Exercise brief: In the listing below, locate the lines that hold the string "this". Copy those lines.

* Start Data extract *

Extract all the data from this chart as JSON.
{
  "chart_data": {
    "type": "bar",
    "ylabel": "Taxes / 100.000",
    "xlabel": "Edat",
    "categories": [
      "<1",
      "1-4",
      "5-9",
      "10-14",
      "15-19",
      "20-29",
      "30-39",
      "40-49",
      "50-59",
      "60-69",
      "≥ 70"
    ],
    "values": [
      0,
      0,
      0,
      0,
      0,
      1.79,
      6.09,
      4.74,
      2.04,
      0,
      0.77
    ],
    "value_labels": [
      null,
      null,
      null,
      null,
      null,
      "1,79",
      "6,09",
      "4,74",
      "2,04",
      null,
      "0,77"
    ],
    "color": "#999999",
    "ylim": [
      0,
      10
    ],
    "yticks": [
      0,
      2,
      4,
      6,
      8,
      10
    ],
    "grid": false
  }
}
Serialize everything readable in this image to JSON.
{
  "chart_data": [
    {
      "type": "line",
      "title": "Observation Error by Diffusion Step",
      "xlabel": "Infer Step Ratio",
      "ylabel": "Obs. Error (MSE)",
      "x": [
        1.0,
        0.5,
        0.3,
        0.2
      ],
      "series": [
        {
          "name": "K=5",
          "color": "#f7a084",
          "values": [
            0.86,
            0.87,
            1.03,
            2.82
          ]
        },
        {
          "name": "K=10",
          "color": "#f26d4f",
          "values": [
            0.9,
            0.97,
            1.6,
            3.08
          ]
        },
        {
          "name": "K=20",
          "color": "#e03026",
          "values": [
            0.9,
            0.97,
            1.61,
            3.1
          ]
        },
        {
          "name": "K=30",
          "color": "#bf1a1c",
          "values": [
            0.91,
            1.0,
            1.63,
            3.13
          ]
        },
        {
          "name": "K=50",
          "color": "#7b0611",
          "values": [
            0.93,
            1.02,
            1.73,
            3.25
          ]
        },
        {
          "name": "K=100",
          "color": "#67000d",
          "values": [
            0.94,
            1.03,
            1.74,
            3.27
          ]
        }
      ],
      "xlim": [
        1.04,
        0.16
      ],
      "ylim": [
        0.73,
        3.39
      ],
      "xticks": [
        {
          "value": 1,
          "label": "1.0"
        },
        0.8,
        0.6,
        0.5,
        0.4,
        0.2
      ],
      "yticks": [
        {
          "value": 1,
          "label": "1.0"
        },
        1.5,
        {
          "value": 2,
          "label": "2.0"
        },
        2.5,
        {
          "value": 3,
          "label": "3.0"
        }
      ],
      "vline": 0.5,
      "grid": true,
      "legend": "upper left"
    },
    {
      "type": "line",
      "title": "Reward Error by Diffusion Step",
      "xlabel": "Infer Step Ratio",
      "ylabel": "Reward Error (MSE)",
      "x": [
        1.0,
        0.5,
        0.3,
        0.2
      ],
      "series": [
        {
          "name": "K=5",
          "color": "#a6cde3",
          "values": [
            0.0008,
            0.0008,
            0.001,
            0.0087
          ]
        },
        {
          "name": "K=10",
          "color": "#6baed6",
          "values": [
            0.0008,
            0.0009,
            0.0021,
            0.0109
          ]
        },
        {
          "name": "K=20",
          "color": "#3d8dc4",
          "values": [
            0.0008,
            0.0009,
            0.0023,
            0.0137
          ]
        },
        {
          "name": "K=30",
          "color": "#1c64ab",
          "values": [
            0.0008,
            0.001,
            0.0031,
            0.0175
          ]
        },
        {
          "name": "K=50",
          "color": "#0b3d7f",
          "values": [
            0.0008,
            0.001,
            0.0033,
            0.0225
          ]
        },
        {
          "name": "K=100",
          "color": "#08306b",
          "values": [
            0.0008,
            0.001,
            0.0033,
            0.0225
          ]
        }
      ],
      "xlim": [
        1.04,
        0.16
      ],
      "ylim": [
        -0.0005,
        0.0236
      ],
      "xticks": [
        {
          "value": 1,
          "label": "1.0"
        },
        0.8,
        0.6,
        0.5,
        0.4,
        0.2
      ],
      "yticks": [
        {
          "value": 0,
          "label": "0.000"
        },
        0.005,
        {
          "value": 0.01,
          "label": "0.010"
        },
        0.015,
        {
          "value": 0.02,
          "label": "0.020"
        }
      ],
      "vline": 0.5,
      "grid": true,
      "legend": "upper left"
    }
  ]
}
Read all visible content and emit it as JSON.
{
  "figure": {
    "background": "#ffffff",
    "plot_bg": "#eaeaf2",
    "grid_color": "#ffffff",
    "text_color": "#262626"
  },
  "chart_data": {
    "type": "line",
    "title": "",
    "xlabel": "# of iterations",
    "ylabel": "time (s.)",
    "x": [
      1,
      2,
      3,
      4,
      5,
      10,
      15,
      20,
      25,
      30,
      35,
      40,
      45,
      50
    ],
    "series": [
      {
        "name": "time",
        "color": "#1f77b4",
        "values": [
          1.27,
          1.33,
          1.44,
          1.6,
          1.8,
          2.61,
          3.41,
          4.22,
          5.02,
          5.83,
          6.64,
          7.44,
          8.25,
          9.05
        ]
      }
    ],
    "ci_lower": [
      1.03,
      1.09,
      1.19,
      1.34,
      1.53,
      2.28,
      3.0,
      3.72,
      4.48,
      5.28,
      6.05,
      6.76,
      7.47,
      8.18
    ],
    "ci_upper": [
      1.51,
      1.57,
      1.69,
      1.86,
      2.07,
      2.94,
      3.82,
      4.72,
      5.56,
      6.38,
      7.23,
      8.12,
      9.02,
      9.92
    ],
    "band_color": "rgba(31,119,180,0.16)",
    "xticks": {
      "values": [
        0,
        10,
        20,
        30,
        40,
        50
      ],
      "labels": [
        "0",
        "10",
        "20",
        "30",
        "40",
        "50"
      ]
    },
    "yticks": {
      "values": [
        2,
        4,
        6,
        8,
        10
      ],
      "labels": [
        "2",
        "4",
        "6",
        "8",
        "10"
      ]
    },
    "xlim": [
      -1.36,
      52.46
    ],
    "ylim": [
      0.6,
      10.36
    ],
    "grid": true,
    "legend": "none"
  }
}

* End Data extract *

Written solution:
Extract all the data from this chart as JSON.
Serialize everything readable in this image to JSON.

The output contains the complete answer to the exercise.